**Fragmento del documento**.
___

Más allá de ello, el funcionario destacó que se llegó a un buen acuerdo de precios con el productor. “Incrementamos un 17 por ciento los montos que reciben, y modificamos el sistema de pagos. El año pasado -recordó- pagábamos por tonelada de producto ingresado más un plus que se lo conoce por ‘porcentaje por dulzura’, que los llevaba a 930 pesos por tonelada aproximadamente. Este año, el acuerdo es de 1.000 pesos por tonelada como único pago, lo que evita dudas o conflictos acerca de ese criterio”.

También se ocupó de explicar la manera en que la producción misionera se inserta en los mercados y las estrategias dispuestas para favorecer y sostener el crecimiento sectorial; detallando las particularidades de la actividad local.

___

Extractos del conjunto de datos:
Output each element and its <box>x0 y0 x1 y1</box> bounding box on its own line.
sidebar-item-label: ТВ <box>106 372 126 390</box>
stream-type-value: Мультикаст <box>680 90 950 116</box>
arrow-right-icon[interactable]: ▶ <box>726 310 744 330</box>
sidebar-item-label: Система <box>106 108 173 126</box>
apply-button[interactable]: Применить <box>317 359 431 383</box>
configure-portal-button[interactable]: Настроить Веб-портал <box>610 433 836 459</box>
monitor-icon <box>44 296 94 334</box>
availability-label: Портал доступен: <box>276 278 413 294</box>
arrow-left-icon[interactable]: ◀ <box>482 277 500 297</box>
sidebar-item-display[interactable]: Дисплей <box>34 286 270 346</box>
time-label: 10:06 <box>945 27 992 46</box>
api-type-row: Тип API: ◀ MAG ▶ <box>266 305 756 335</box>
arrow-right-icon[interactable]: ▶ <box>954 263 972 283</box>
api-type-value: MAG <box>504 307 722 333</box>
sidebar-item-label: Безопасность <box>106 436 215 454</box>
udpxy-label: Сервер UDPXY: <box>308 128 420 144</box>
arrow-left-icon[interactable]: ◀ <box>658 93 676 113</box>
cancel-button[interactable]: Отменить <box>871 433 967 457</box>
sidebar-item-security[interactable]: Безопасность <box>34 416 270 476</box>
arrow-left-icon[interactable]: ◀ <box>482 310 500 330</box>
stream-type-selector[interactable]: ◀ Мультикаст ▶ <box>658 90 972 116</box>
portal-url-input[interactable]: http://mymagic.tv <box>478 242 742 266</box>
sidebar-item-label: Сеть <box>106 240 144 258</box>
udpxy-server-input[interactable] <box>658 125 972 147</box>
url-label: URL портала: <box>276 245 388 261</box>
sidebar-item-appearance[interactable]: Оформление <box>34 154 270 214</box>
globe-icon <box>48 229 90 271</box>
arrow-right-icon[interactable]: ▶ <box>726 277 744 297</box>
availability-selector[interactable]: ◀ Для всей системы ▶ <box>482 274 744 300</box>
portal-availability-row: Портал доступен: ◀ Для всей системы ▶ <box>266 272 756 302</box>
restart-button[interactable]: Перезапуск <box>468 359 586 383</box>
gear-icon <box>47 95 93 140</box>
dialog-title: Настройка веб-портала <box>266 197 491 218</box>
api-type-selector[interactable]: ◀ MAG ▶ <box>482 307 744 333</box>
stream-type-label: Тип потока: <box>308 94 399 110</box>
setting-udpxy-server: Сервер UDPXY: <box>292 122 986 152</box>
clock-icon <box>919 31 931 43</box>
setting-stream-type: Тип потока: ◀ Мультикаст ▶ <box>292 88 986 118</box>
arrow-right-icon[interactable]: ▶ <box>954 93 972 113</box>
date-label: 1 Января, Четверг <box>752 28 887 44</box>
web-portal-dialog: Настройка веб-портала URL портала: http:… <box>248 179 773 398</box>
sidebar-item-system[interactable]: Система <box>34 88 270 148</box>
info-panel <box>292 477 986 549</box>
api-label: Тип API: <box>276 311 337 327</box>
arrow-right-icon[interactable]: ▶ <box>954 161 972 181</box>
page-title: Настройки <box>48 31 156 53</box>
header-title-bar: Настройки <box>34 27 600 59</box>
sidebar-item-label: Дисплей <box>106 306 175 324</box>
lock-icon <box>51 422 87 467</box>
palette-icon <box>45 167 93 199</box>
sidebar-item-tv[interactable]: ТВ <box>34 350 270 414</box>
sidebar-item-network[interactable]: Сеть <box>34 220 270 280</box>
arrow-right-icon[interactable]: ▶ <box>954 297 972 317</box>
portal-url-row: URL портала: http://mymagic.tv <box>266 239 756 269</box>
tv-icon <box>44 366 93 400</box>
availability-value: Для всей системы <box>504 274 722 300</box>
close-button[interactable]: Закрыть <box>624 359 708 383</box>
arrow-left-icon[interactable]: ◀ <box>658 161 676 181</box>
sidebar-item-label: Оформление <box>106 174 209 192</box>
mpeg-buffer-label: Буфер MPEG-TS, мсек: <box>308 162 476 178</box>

___

**Consigna**. Según el fragmento del documento, ¿por qué el acuerdo de este año establece 1.000 pesos por tonelada como único pago? Responde en una a tres oraciones.

**Respuesta esperada**. El pago único evita dudas o conflictos acerca del criterio del "porcentaje por dulzura". Ese plus se sumaba el año anterior al pago por tonelada de producto ingresado y llevaba el monto a unos 930 pesos por tonelada.